__TRAVAIL DEMANDÉ__
Recopiez à l'identique chaque ligne de tous les enregistrements ci-dessous. Laissez les images de côté dans votre réponse.
►
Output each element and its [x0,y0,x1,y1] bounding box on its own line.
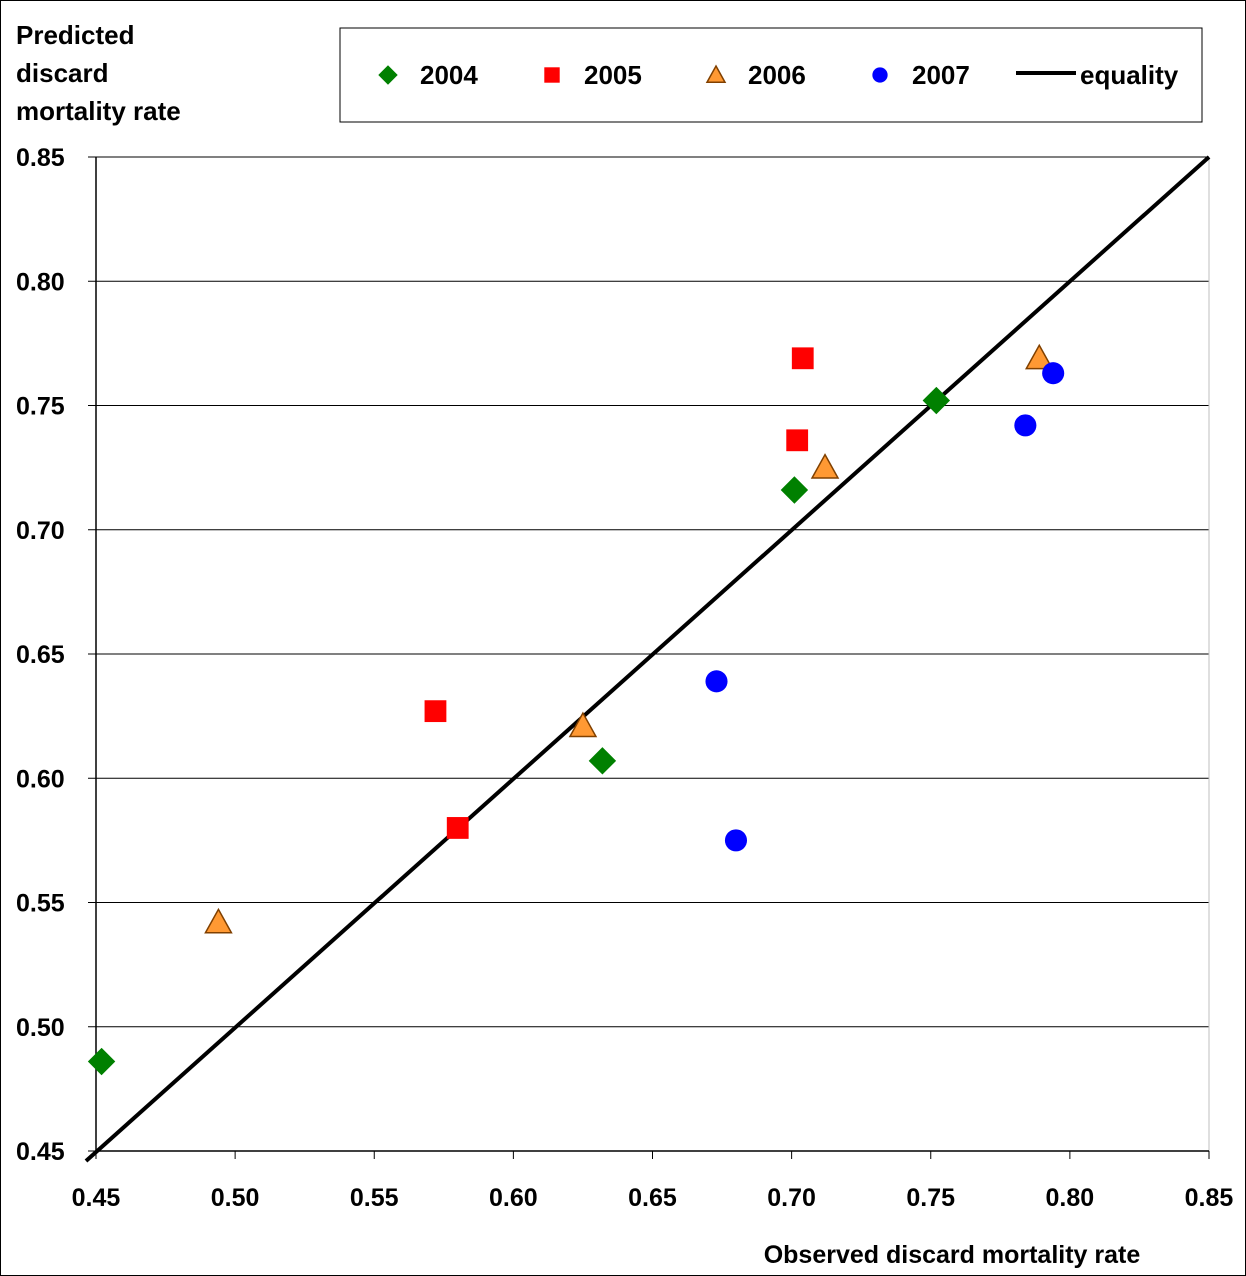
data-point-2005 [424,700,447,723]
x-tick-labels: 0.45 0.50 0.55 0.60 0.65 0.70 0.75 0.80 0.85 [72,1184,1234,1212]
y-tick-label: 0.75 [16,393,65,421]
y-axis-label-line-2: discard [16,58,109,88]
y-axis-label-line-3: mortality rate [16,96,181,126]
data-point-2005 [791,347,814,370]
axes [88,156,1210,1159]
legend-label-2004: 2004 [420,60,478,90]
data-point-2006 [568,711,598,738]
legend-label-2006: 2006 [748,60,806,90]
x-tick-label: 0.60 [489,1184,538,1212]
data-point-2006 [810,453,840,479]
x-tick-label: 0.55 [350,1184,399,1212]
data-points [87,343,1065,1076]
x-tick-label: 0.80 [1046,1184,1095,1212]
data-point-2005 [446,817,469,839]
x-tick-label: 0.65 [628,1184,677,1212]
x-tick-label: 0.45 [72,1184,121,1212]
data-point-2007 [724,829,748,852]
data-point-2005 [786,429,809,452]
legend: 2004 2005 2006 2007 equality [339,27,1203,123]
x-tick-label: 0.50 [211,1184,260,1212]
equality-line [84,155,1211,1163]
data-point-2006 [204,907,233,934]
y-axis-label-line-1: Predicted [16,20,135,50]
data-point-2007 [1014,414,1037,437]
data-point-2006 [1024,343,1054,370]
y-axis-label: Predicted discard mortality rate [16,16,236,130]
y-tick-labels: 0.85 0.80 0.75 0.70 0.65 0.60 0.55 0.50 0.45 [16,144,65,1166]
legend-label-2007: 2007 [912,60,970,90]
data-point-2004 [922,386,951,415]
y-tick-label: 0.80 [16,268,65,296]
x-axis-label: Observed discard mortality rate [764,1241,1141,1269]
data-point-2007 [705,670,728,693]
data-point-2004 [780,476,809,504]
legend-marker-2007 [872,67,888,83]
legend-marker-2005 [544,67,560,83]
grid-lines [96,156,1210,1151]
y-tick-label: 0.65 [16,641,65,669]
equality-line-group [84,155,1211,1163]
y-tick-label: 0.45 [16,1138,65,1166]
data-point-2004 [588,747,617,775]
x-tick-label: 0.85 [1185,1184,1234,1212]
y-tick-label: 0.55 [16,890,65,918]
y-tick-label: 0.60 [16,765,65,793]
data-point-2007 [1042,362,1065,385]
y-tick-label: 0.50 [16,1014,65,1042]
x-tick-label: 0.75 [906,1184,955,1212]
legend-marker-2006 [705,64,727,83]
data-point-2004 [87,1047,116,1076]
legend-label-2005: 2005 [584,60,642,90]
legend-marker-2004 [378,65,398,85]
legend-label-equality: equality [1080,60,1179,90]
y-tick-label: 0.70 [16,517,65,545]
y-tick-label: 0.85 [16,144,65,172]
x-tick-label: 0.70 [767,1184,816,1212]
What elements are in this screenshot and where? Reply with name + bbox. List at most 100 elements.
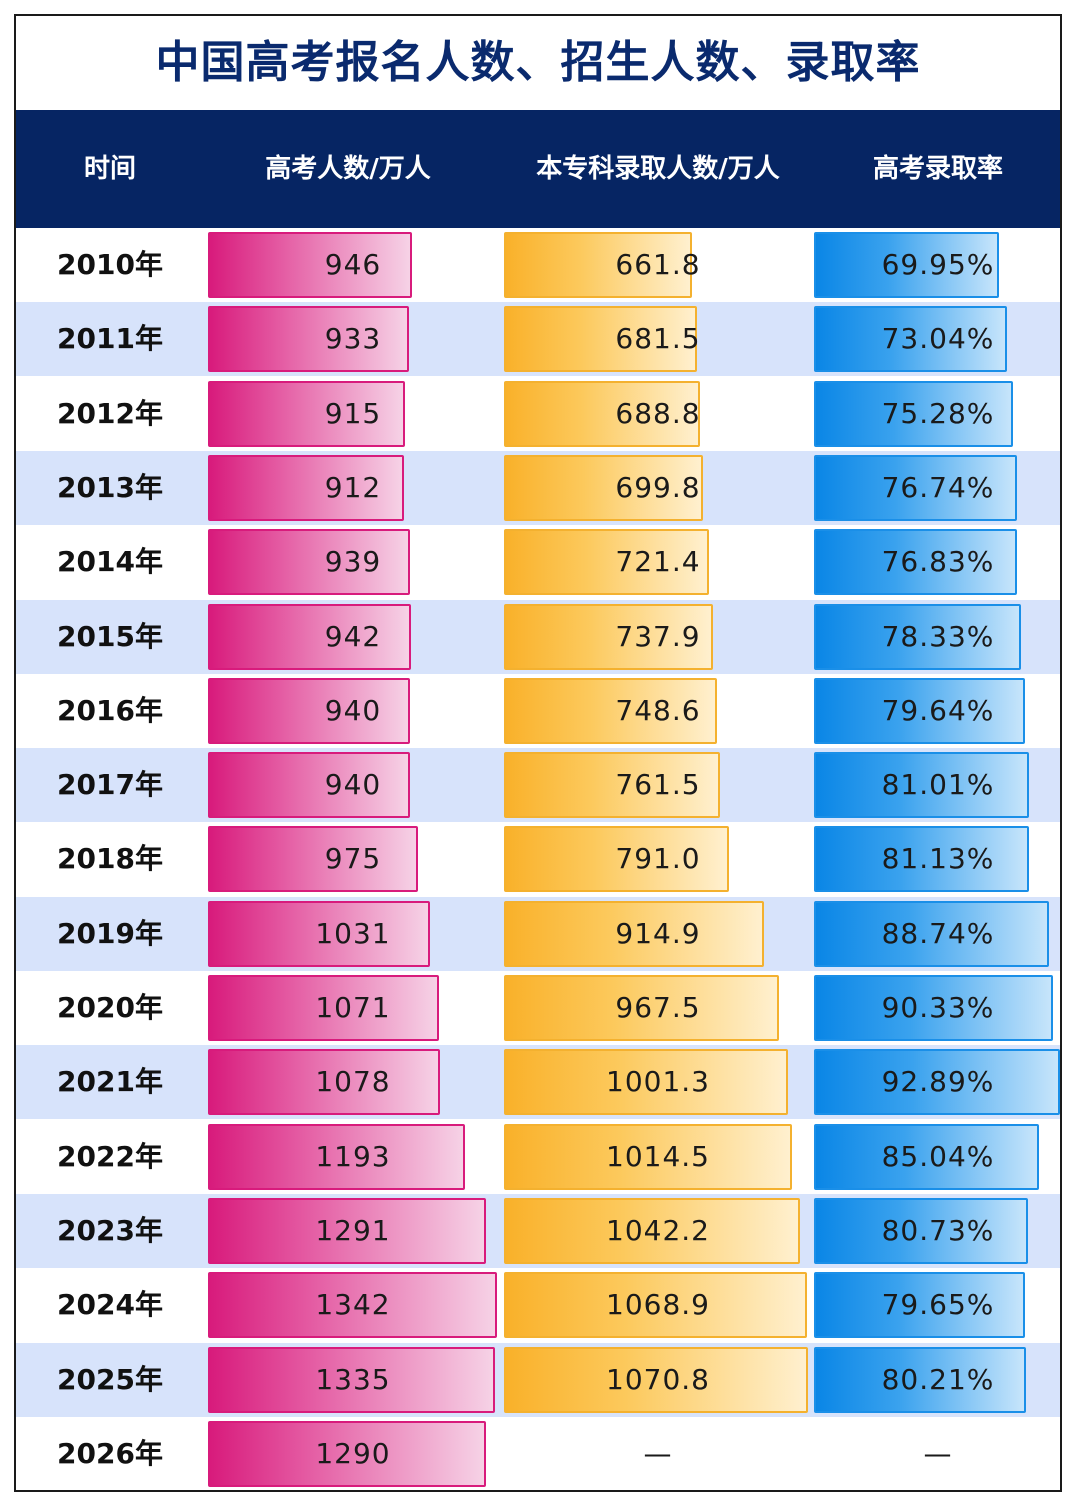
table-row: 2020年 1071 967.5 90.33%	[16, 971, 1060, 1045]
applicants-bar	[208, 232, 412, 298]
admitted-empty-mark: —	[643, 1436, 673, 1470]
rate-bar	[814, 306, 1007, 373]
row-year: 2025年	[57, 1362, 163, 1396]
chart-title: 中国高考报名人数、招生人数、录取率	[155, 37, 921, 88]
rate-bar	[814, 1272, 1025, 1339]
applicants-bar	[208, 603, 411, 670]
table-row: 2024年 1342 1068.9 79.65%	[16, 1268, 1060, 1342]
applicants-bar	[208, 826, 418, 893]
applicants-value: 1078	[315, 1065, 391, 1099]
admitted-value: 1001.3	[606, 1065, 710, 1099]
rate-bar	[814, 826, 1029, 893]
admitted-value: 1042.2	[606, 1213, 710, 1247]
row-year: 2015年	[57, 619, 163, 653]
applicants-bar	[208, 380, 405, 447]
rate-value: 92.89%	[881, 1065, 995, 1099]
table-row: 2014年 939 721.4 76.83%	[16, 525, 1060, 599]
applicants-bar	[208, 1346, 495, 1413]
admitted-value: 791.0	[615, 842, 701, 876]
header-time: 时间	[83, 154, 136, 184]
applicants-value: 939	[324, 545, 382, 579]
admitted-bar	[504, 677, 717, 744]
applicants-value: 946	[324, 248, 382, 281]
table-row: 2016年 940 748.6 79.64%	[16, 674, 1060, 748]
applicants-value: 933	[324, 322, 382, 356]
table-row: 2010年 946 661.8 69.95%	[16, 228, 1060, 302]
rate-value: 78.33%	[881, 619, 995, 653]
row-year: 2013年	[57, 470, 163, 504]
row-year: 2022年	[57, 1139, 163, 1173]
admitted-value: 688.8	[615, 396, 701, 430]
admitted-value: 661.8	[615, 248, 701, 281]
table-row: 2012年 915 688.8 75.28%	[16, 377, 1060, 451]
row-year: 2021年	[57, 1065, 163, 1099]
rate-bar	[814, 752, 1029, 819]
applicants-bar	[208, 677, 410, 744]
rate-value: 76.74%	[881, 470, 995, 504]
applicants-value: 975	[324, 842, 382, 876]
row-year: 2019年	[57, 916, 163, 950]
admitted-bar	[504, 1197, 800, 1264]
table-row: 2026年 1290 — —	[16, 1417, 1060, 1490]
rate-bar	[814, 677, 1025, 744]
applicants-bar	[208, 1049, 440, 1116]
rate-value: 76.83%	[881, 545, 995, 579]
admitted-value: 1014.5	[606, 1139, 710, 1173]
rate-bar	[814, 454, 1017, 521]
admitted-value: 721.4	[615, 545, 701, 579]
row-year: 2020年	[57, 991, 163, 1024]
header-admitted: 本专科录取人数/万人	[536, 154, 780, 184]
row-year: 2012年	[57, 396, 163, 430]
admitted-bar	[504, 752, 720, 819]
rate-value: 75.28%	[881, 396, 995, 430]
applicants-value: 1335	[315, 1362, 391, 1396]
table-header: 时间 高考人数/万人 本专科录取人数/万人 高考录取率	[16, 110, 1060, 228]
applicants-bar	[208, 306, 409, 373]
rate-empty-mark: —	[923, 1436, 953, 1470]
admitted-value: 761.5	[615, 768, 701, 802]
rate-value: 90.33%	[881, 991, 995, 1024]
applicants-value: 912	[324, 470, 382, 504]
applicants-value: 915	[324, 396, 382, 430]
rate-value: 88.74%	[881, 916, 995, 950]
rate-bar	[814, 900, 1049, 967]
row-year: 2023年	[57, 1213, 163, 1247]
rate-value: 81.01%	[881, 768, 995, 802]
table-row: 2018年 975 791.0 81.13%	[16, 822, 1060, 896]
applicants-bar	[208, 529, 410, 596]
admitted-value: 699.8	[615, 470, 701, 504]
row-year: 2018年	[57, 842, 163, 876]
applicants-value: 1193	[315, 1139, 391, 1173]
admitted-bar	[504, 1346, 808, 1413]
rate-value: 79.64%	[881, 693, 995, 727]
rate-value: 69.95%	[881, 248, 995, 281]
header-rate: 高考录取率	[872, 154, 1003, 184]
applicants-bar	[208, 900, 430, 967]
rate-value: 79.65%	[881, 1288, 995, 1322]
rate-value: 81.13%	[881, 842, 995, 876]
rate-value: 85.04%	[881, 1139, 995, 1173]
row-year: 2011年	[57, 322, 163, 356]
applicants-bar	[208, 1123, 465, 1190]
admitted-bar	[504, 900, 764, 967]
◄
__RÉSULTAT OBTENU__
Output each element and its [x0,y0,x1,y1] bounding box on its own line.
data-point-2005 [424,700,447,723]
x-tick-labels: 0.45 0.50 0.55 0.60 0.65 0.70 0.75 0.80 0.85 [72,1184,1234,1212]
y-tick-label: 0.75 [16,393,65,421]
y-axis-label-line-2: discard [16,58,109,88]
y-axis-label-line-3: mortality rate [16,96,181,126]
data-point-2005 [791,347,814,370]
axes [88,156,1210,1159]
legend-label-2004: 2004 [420,60,478,90]
data-point-2006 [568,711,598,738]
legend-label-2006: 2006 [748,60,806,90]
x-tick-label: 0.60 [489,1184,538,1212]
data-point-2006 [810,453,840,479]
x-tick-label: 0.55 [350,1184,399,1212]
data-points [87,343,1065,1076]
x-tick-label: 0.80 [1046,1184,1095,1212]
data-point-2005 [446,817,469,839]
x-tick-label: 0.65 [628,1184,677,1212]
x-tick-label: 0.45 [72,1184,121,1212]
data-point-2007 [724,829,748,852]
data-point-2005 [786,429,809,452]
legend: 2004 2005 2006 2007 equality [339,27,1203,123]
x-tick-label: 0.50 [211,1184,260,1212]
equality-line [84,155,1211,1163]
data-point-2006 [204,907,233,934]
y-axis-label-line-1: Predicted [16,20,135,50]
data-point-2007 [1014,414,1037,437]
data-point-2006 [1024,343,1054,370]
y-axis-label: Predicted discard mortality rate [16,16,236,130]
y-tick-labels: 0.85 0.80 0.75 0.70 0.65 0.60 0.55 0.50 0.45 [16,144,65,1166]
legend-label-2007: 2007 [912,60,970,90]
data-point-2004 [922,386,951,415]
y-tick-label: 0.80 [16,268,65,296]
x-axis-label: Observed discard mortality rate [764,1241,1141,1269]
data-point-2007 [705,670,728,693]
data-point-2004 [780,476,809,504]
legend-marker-2007 [872,67,888,83]
legend-marker-2005 [544,67,560,83]
grid-lines [96,156,1210,1151]
y-tick-label: 0.65 [16,641,65,669]
equality-line-group [84,155,1211,1163]
y-tick-label: 0.45 [16,1138,65,1166]
data-point-2004 [588,747,617,775]
x-tick-label: 0.85 [1185,1184,1234,1212]
y-tick-label: 0.55 [16,890,65,918]
y-tick-label: 0.60 [16,765,65,793]
data-point-2007 [1042,362,1065,385]
y-tick-label: 0.50 [16,1014,65,1042]
x-tick-label: 0.75 [906,1184,955,1212]
legend-marker-2006 [705,64,727,83]
data-point-2004 [87,1047,116,1076]
legend-label-2005: 2005 [584,60,642,90]
legend-marker-2004 [378,65,398,85]
legend-label-equality: equality [1080,60,1179,90]
y-tick-label: 0.70 [16,517,65,545]
y-tick-label: 0.85 [16,144,65,172]
x-tick-label: 0.70 [767,1184,816,1212]
What elements are in this screenshot and where? Reply with name + bbox. List at most 100 elements.
table-row: 2020年 1071 967.5 90.33%	[16, 971, 1060, 1045]
applicants-bar	[208, 232, 412, 298]
admitted-empty-mark: —	[643, 1436, 673, 1470]
rate-bar	[814, 306, 1007, 373]
row-year: 2025年	[57, 1362, 163, 1396]
chart-title: 中国高考报名人数、招生人数、录取率	[155, 37, 921, 88]
rate-bar	[814, 1272, 1025, 1339]
applicants-bar	[208, 603, 411, 670]
table-row: 2024年 1342 1068.9 79.65%	[16, 1268, 1060, 1342]
applicants-bar	[208, 826, 418, 893]
applicants-value: 1078	[315, 1065, 391, 1099]
admitted-value: 1001.3	[606, 1065, 710, 1099]
rate-bar	[814, 826, 1029, 893]
admitted-value: 1042.2	[606, 1213, 710, 1247]
row-year: 2015年	[57, 619, 163, 653]
applicants-bar	[208, 380, 405, 447]
rate-value: 92.89%	[881, 1065, 995, 1099]
table-row: 2014年 939 721.4 76.83%	[16, 525, 1060, 599]
applicants-bar	[208, 1346, 495, 1413]
admitted-value: 791.0	[615, 842, 701, 876]
header-time: 时间	[83, 154, 136, 184]
applicants-value: 939	[324, 545, 382, 579]
admitted-bar	[504, 677, 717, 744]
applicants-value: 946	[324, 248, 382, 281]
table-row: 2016年 940 748.6 79.64%	[16, 674, 1060, 748]
applicants-value: 933	[324, 322, 382, 356]
table-row: 2010年 946 661.8 69.95%	[16, 228, 1060, 302]
rate-value: 78.33%	[881, 619, 995, 653]
row-year: 2013年	[57, 470, 163, 504]
row-year: 2022年	[57, 1139, 163, 1173]
admitted-value: 688.8	[615, 396, 701, 430]
admitted-value: 661.8	[615, 248, 701, 281]
table-row: 2012年 915 688.8 75.28%	[16, 377, 1060, 451]
row-year: 2021年	[57, 1065, 163, 1099]
rate-bar	[814, 752, 1029, 819]
applicants-bar	[208, 677, 410, 744]
rate-value: 76.74%	[881, 470, 995, 504]
applicants-value: 975	[324, 842, 382, 876]
row-year: 2019年	[57, 916, 163, 950]
admitted-bar	[504, 1197, 800, 1264]
table-row: 2026年 1290 — —	[16, 1417, 1060, 1490]
rate-bar	[814, 677, 1025, 744]
applicants-bar	[208, 1049, 440, 1116]
rate-value: 76.83%	[881, 545, 995, 579]
admitted-value: 1014.5	[606, 1139, 710, 1173]
rate-bar	[814, 454, 1017, 521]
admitted-value: 721.4	[615, 545, 701, 579]
row-year: 2020年	[57, 991, 163, 1024]
header-admitted: 本专科录取人数/万人	[536, 154, 780, 184]
row-year: 2012年	[57, 396, 163, 430]
admitted-bar	[504, 752, 720, 819]
rate-value: 75.28%	[881, 396, 995, 430]
applicants-value: 1335	[315, 1362, 391, 1396]
table-header: 时间 高考人数/万人 本专科录取人数/万人 高考录取率	[16, 110, 1060, 228]
applicants-bar	[208, 306, 409, 373]
rate-empty-mark: —	[923, 1436, 953, 1470]
admitted-value: 761.5	[615, 768, 701, 802]
rate-value: 90.33%	[881, 991, 995, 1024]
applicants-value: 912	[324, 470, 382, 504]
applicants-value: 915	[324, 396, 382, 430]
rate-value: 88.74%	[881, 916, 995, 950]
rate-bar	[814, 900, 1049, 967]
row-year: 2023年	[57, 1213, 163, 1247]
rate-value: 81.01%	[881, 768, 995, 802]
table-row: 2018年 975 791.0 81.13%	[16, 822, 1060, 896]
applicants-bar	[208, 529, 410, 596]
admitted-value: 699.8	[615, 470, 701, 504]
row-year: 2018年	[57, 842, 163, 876]
applicants-value: 1193	[315, 1139, 391, 1173]
admitted-bar	[504, 1346, 808, 1413]
rate-value: 79.64%	[881, 693, 995, 727]
rate-value: 69.95%	[881, 248, 995, 281]
header-rate: 高考录取率	[872, 154, 1003, 184]
applicants-bar	[208, 900, 430, 967]
rate-value: 79.65%	[881, 1288, 995, 1322]
rate-value: 81.13%	[881, 842, 995, 876]
rate-value: 85.04%	[881, 1139, 995, 1173]
row-year: 2011年	[57, 322, 163, 356]
applicants-bar	[208, 1123, 465, 1190]
admitted-bar	[504, 900, 764, 967]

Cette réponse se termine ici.